The task: The entries below contain pictures. Retype everything except those pictures, exactly as given.

[Records about charts and figures]
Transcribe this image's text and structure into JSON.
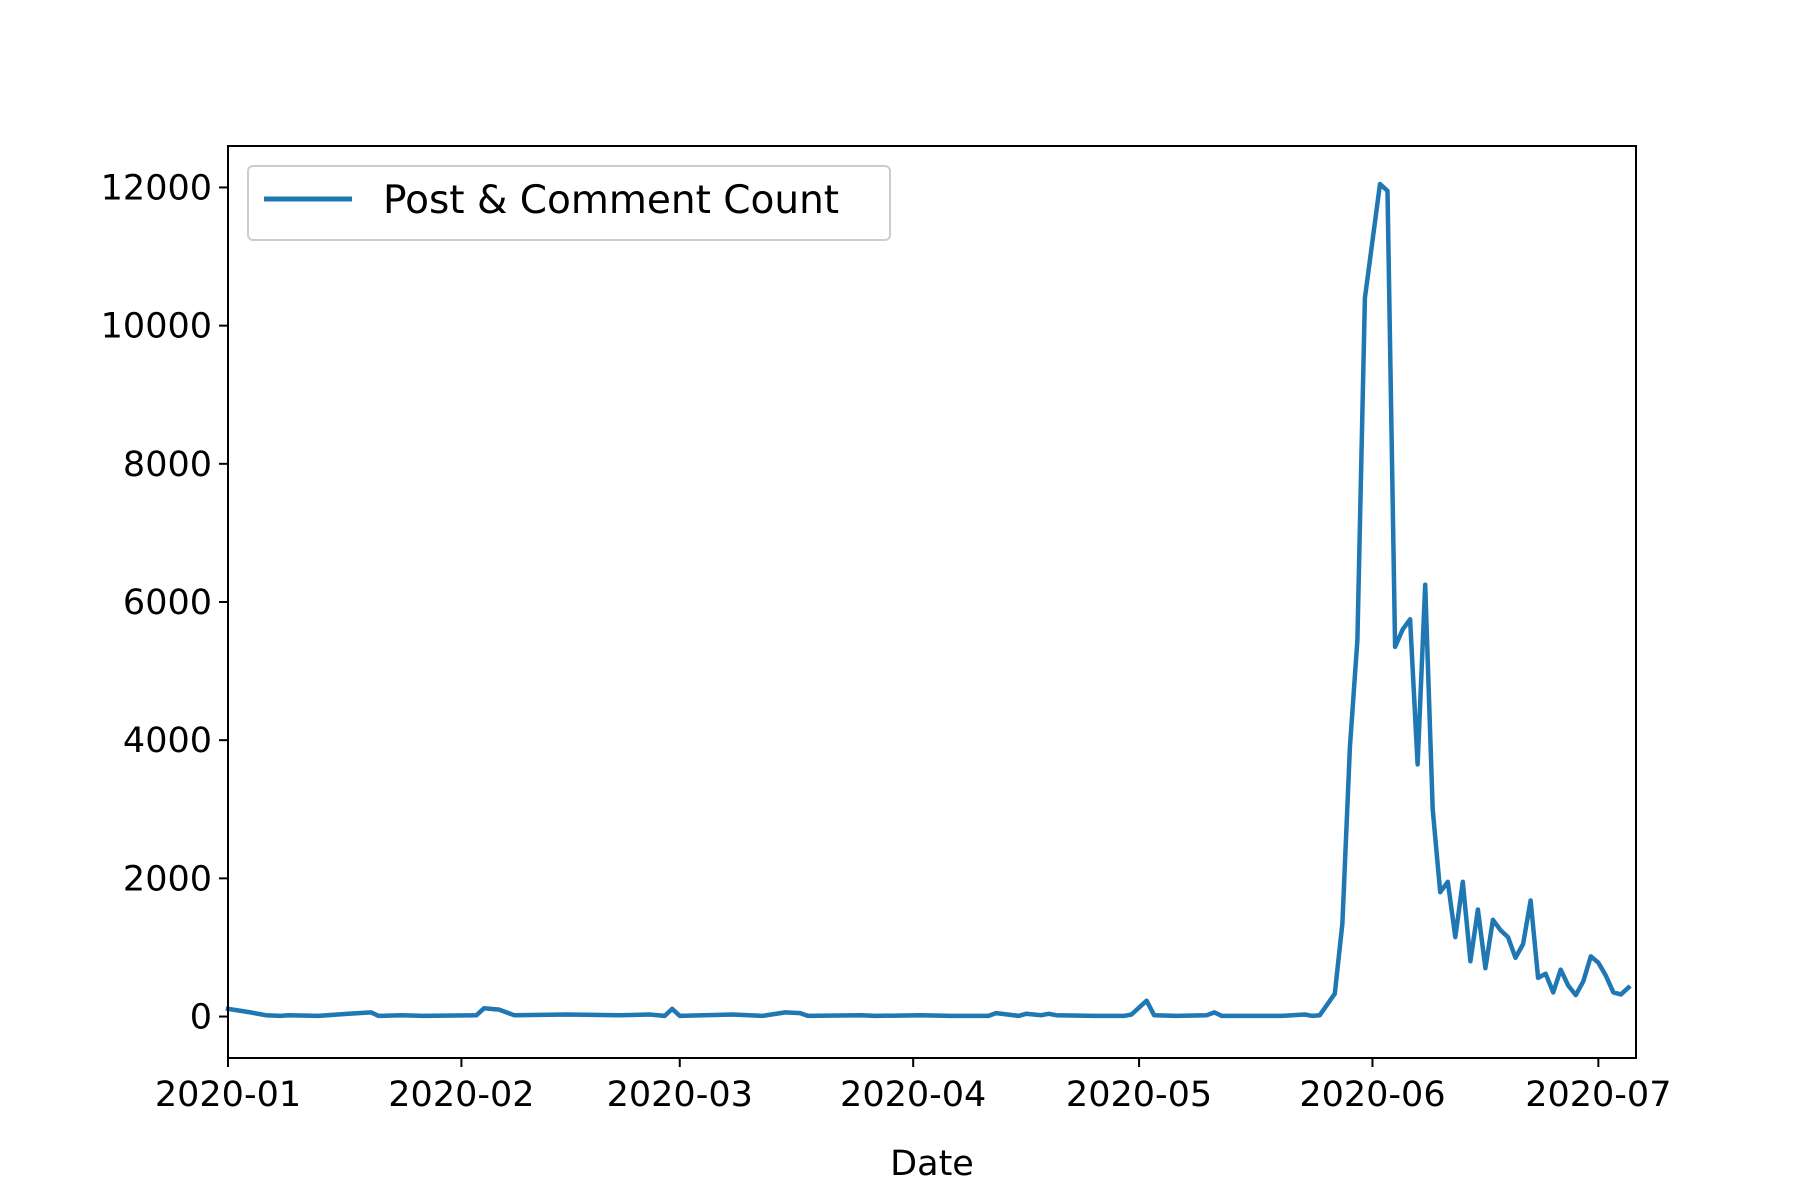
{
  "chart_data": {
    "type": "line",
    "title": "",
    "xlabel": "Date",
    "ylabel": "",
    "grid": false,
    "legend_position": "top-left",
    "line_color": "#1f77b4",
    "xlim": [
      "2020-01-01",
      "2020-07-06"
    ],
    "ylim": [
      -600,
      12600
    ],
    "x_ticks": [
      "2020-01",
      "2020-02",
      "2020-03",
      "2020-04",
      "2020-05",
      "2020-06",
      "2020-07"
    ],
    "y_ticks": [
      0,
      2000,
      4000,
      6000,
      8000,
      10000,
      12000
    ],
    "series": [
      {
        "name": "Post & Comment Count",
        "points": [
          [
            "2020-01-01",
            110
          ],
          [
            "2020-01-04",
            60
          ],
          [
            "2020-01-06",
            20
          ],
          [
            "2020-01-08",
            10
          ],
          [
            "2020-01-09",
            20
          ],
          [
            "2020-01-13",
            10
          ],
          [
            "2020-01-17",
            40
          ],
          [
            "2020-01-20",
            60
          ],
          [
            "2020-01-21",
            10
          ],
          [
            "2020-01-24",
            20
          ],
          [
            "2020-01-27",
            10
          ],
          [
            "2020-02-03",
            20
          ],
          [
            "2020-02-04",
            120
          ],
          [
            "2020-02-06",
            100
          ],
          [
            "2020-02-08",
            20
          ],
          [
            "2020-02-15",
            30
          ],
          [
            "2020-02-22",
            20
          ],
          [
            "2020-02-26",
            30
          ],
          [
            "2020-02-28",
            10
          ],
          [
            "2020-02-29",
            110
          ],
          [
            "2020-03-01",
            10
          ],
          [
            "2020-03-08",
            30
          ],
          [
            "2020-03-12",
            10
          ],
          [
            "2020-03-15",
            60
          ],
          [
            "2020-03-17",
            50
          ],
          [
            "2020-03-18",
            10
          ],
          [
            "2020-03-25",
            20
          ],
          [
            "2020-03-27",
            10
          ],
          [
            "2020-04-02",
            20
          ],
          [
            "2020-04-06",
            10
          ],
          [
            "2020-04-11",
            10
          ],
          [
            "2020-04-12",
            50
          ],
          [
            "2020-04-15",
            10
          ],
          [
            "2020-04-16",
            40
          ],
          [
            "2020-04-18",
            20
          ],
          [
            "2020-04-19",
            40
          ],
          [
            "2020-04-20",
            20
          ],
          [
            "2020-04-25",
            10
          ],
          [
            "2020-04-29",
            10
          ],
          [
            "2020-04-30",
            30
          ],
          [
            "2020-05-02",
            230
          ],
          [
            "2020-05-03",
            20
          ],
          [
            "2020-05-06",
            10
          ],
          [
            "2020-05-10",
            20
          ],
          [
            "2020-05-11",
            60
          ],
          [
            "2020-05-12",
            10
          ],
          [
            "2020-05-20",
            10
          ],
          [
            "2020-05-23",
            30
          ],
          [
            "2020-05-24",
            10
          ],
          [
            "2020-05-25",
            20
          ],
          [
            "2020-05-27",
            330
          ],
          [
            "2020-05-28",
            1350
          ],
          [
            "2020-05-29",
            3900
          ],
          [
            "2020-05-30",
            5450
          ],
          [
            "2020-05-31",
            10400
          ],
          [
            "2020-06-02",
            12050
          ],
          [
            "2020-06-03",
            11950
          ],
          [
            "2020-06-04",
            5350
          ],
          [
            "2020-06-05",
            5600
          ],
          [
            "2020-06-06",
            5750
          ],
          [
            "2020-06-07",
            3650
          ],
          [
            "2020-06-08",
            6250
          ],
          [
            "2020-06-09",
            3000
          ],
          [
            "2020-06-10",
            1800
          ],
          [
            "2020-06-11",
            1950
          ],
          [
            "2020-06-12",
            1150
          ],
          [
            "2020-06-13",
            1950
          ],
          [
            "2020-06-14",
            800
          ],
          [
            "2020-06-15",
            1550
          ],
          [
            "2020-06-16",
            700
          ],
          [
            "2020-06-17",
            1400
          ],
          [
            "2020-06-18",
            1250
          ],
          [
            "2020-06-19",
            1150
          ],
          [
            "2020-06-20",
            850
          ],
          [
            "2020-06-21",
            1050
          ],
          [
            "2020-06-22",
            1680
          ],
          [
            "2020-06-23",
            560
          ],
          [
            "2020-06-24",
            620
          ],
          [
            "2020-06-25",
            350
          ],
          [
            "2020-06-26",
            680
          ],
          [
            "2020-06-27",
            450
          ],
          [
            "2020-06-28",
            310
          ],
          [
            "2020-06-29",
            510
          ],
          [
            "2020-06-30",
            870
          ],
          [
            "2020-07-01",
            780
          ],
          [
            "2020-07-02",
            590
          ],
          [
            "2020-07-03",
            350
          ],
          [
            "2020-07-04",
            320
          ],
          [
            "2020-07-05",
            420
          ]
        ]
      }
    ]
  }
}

Completed task:
Transcribe this image's text and structure into JSON.
{
  "chart_data": {
    "type": "line",
    "title": "",
    "xlabel": "Date",
    "ylabel": "",
    "grid": false,
    "legend_position": "top-left",
    "line_color": "#1f77b4",
    "xlim": [
      "2020-01-01",
      "2020-07-06"
    ],
    "ylim": [
      -600,
      12600
    ],
    "x_ticks": [
      "2020-01",
      "2020-02",
      "2020-03",
      "2020-04",
      "2020-05",
      "2020-06",
      "2020-07"
    ],
    "y_ticks": [
      0,
      2000,
      4000,
      6000,
      8000,
      10000,
      12000
    ],
    "series": [
      {
        "name": "Post & Comment Count",
        "points": [
          [
            "2020-01-01",
            110
          ],
          [
            "2020-01-04",
            60
          ],
          [
            "2020-01-06",
            20
          ],
          [
            "2020-01-08",
            10
          ],
          [
            "2020-01-09",
            20
          ],
          [
            "2020-01-13",
            10
          ],
          [
            "2020-01-17",
            40
          ],
          [
            "2020-01-20",
            60
          ],
          [
            "2020-01-21",
            10
          ],
          [
            "2020-01-24",
            20
          ],
          [
            "2020-01-27",
            10
          ],
          [
            "2020-02-03",
            20
          ],
          [
            "2020-02-04",
            120
          ],
          [
            "2020-02-06",
            100
          ],
          [
            "2020-02-08",
            20
          ],
          [
            "2020-02-15",
            30
          ],
          [
            "2020-02-22",
            20
          ],
          [
            "2020-02-26",
            30
          ],
          [
            "2020-02-28",
            10
          ],
          [
            "2020-02-29",
            110
          ],
          [
            "2020-03-01",
            10
          ],
          [
            "2020-03-08",
            30
          ],
          [
            "2020-03-12",
            10
          ],
          [
            "2020-03-15",
            60
          ],
          [
            "2020-03-17",
            50
          ],
          [
            "2020-03-18",
            10
          ],
          [
            "2020-03-25",
            20
          ],
          [
            "2020-03-27",
            10
          ],
          [
            "2020-04-02",
            20
          ],
          [
            "2020-04-06",
            10
          ],
          [
            "2020-04-11",
            10
          ],
          [
            "2020-04-12",
            50
          ],
          [
            "2020-04-15",
            10
          ],
          [
            "2020-04-16",
            40
          ],
          [
            "2020-04-18",
            20
          ],
          [
            "2020-04-19",
            40
          ],
          [
            "2020-04-20",
            20
          ],
          [
            "2020-04-25",
            10
          ],
          [
            "2020-04-29",
            10
          ],
          [
            "2020-04-30",
            30
          ],
          [
            "2020-05-02",
            230
          ],
          [
            "2020-05-03",
            20
          ],
          [
            "2020-05-06",
            10
          ],
          [
            "2020-05-10",
            20
          ],
          [
            "2020-05-11",
            60
          ],
          [
            "2020-05-12",
            10
          ],
          [
            "2020-05-20",
            10
          ],
          [
            "2020-05-23",
            30
          ],
          [
            "2020-05-24",
            10
          ],
          [
            "2020-05-25",
            20
          ],
          [
            "2020-05-27",
            330
          ],
          [
            "2020-05-28",
            1350
          ],
          [
            "2020-05-29",
            3900
          ],
          [
            "2020-05-30",
            5450
          ],
          [
            "2020-05-31",
            10400
          ],
          [
            "2020-06-02",
            12050
          ],
          [
            "2020-06-03",
            11950
          ],
          [
            "2020-06-04",
            5350
          ],
          [
            "2020-06-05",
            5600
          ],
          [
            "2020-06-06",
            5750
          ],
          [
            "2020-06-07",
            3650
          ],
          [
            "2020-06-08",
            6250
          ],
          [
            "2020-06-09",
            3000
          ],
          [
            "2020-06-10",
            1800
          ],
          [
            "2020-06-11",
            1950
          ],
          [
            "2020-06-12",
            1150
          ],
          [
            "2020-06-13",
            1950
          ],
          [
            "2020-06-14",
            800
          ],
          [
            "2020-06-15",
            1550
          ],
          [
            "2020-06-16",
            700
          ],
          [
            "2020-06-17",
            1400
          ],
          [
            "2020-06-18",
            1250
          ],
          [
            "2020-06-19",
            1150
          ],
          [
            "2020-06-20",
            850
          ],
          [
            "2020-06-21",
            1050
          ],
          [
            "2020-06-22",
            1680
          ],
          [
            "2020-06-23",
            560
          ],
          [
            "2020-06-24",
            620
          ],
          [
            "2020-06-25",
            350
          ],
          [
            "2020-06-26",
            680
          ],
          [
            "2020-06-27",
            450
          ],
          [
            "2020-06-28",
            310
          ],
          [
            "2020-06-29",
            510
          ],
          [
            "2020-06-30",
            870
          ],
          [
            "2020-07-01",
            780
          ],
          [
            "2020-07-02",
            590
          ],
          [
            "2020-07-03",
            350
          ],
          [
            "2020-07-04",
            320
          ],
          [
            "2020-07-05",
            420
          ]
        ]
      }
    ]
  }
}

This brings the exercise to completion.